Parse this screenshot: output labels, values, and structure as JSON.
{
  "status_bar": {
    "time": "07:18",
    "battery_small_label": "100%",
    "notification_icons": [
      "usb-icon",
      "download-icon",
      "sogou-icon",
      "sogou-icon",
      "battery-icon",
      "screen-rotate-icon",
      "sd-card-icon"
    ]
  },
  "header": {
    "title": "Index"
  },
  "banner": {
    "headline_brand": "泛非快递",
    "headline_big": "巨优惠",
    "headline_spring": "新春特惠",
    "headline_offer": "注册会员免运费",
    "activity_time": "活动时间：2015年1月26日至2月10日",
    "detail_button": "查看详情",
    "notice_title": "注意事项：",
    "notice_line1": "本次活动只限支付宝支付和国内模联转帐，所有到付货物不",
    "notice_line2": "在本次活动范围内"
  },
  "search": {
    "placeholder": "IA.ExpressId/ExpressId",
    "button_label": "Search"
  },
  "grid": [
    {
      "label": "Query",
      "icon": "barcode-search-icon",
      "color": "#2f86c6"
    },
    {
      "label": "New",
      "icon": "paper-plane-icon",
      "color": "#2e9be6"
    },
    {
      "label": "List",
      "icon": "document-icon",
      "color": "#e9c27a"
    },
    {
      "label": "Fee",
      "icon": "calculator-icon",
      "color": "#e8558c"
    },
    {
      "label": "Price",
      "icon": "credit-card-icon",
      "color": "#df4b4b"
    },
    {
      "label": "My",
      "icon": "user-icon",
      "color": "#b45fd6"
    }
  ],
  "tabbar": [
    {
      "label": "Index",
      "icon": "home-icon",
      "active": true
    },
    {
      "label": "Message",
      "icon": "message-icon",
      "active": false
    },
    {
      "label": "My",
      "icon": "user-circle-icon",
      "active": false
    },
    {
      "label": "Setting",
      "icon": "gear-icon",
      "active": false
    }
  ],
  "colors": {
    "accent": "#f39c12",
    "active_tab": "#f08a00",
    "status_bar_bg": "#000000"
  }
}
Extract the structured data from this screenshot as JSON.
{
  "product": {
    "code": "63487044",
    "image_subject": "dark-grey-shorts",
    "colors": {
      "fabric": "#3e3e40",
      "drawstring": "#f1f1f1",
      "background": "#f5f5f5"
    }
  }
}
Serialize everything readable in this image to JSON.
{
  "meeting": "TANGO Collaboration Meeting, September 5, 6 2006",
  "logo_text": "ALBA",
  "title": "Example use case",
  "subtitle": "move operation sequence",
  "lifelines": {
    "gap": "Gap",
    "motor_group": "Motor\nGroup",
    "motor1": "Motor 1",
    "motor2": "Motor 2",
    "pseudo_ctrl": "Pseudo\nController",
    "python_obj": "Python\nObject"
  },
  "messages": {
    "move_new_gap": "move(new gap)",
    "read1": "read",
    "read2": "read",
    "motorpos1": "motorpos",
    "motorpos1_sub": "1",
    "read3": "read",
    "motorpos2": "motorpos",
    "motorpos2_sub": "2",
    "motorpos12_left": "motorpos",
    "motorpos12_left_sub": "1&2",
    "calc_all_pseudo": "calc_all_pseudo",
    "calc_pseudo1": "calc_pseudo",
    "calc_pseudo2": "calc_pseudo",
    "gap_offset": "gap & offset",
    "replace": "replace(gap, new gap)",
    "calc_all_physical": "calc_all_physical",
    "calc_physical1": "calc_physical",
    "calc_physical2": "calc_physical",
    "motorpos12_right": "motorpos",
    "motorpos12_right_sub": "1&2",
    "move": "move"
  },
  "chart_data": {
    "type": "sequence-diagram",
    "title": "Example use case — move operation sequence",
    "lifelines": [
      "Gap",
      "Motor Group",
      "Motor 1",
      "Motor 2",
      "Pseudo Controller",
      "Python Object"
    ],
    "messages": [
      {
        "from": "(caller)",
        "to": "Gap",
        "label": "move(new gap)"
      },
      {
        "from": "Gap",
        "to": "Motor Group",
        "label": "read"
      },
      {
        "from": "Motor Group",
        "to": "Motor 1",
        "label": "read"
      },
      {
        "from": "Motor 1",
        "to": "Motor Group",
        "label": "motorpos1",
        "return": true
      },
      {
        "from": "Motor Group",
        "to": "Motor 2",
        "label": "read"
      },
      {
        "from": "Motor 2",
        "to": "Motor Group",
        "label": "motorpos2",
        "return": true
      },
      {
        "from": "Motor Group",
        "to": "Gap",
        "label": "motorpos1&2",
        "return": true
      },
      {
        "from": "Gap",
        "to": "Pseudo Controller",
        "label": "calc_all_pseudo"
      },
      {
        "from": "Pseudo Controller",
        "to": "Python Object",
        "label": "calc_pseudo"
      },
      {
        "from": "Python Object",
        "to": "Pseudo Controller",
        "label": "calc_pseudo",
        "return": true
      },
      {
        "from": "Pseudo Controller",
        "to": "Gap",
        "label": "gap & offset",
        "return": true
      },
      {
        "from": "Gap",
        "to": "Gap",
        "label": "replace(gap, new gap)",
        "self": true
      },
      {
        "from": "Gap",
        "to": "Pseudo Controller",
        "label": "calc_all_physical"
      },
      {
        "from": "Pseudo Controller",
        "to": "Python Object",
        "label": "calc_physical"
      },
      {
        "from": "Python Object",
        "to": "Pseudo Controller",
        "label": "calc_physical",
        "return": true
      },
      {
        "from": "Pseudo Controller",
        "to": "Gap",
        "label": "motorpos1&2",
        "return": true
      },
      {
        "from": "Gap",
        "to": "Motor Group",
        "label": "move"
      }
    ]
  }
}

→ **WHAT THE EXERCISE ASKS**: Go through the lines above. Select every one that has the string "operation".

→ **SOLUTION TO THIS EXERCISE**:
  "subtitle": "move operation sequence",
    "title": "Example use case — move operation sequence",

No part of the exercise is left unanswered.